_Exercise_
Extract each line where the string "услуг" shows up.

[Items listed in a dataset]
════════════════════

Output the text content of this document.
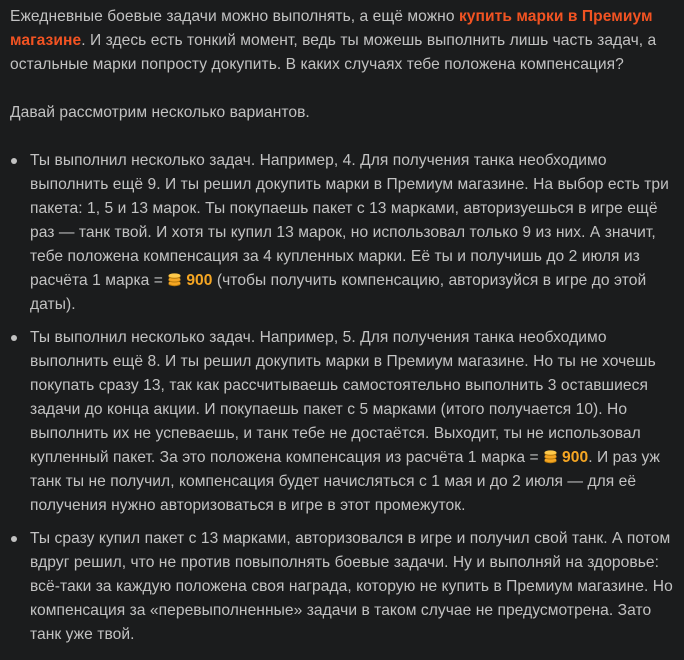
Ежедневные боевые задачи можно выполнять, а ещё можно купить марки в Премиум магазине. И здесь есть тонкий момент, ведь ты можешь выполнить лишь часть задач, а остальные марки попросту докупить. В каких случаях тебе положена компенсация?

Давай рассмотрим несколько вариантов.

Ты выполнил несколько задач. Например, 4. Для получения танка необходимо выполнить ещё 9. И ты решил докупить марки в Премиум магазине. На выбор есть три пакета: 1, 5 и 13 марок. Ты покупаешь пакет с 13 марками, авторизуешься в игре ещё раз — танк твой. И хотя ты купил 13 марок, но использовал только 9 из них. А значит, тебе положена компенсация за 4 купленных марки. Её ты и получишь до 2 июля из расчёта 1 марка = 900 (чтобы получить компенсацию, авторизуйся в игре до этой даты).
Ты выполнил несколько задач. Например, 5. Для получения танка необходимо выполнить ещё 8. И ты решил докупить марки в Премиум магазине. Но ты не хочешь покупать сразу 13, так как рассчитываешь самостоятельно выполнить 3 оставшиеся задачи до конца акции. И покупаешь пакет с 5 марками (итого получается 10). Но выполнить их не успеваешь, и танк тебе не достаётся. Выходит, ты не использовал купленный пакет. За это положена компенсация из расчёта 1 марка = 900. И раз уж танк ты не получил, компенсация будет начисляться с 1 мая и до 2 июля — для её получения нужно авторизоваться в игре в этот промежуток.
Ты сразу купил пакет с 13 марками, авторизовался в игре и получил свой танк. А потом вдруг решил, что не против повыполнять боевые задачи. Ну и выполняй на здоровье: всё-таки за каждую положена своя награда, которую не купить в Премиум магазине. Но компенсация за «перевыполненные» задачи в таком случае не предусмотрена. Зато танк уже твой.
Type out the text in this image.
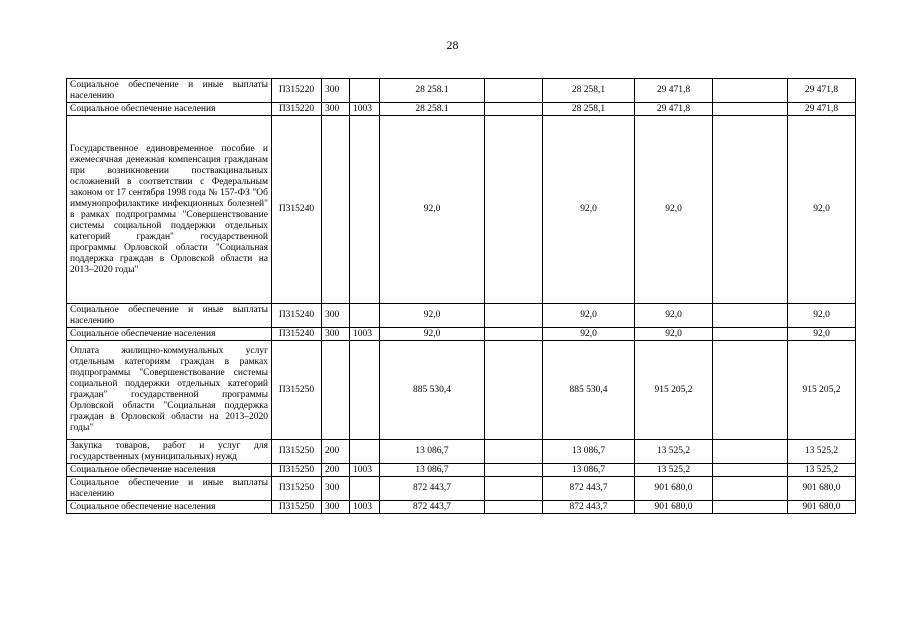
28
Социальное обеспечение и иные выплаты населению	П315220	300		28 258.1		28 258,1	29 471,8		29 471,8
Социальное обеспечение населения	П315220	300	1003	28 258.1		28 258,1	29 471,8		29 471,8
Государственное единовременное пособие и ежемесячная денежная компенсация гражданам при возникновении поствакцинальных осложнений в соответствии с Федеральным законом от 17 сентября 1998 года № 157-ФЗ "Об иммунопрофилактике инфекционных болезней" в рамках подпрограммы "Совершенствование системы социальной поддержки отдельных категорий граждан" государственной программы Орловской области "Социальная поддержка граждан в Орловской области на 2013–2020 годы"	П315240			92,0		92,0	92,0		92,0
Социальное обеспечение и иные выплаты населению	П315240	300		92,0		92,0	92,0		92,0
Социальное обеспечение населения	П315240	300	1003	92,0		92,0	92,0		92,0
Оплата жилищно-коммунальных услуг отдельным категориям граждан в рамках подпрограммы "Совершенствование системы социальной поддержки отдельных категорий граждан" государственной программы Орловской области "Социальная поддержка граждан в Орловской области на 2013–2020 годы"	П315250			885 530,4		885 530,4	915 205,2		915 205,2
Закупка товаров, работ и услуг для государственных (муниципальных) нужд	П315250	200		13 086,7		13 086,7	13 525,2		13 525,2
Социальное обеспечение населения	П315250	200	1003	13 086,7		13 086,7	13 525,2		13 525,2
Социальное обеспечение и иные выплаты населению	П315250	300		872 443,7		872 443,7	901 680,0		901 680,0
Социальное обеспечение населения	П315250	300	1003	872 443,7		872 443,7	901 680,0		901 680,0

════════════════════

_Response to this task_
Оплата жилищно-коммунальных услуг отдельным категориям граждан в рамках подпрограммы "Совершенствование системы социальной поддержки отдельных категорий граждан" государственной программы Орловской области "Социальная поддержка граждан в Орловской области на 2013–2020 годы"	П315250			885 530,4		885 530,4	915 205,2		915 205,2
Закупка товаров, работ и услуг для государственных (муниципальных) нужд	П315250	200		13 086,7		13 086,7	13 525,2		13 525,2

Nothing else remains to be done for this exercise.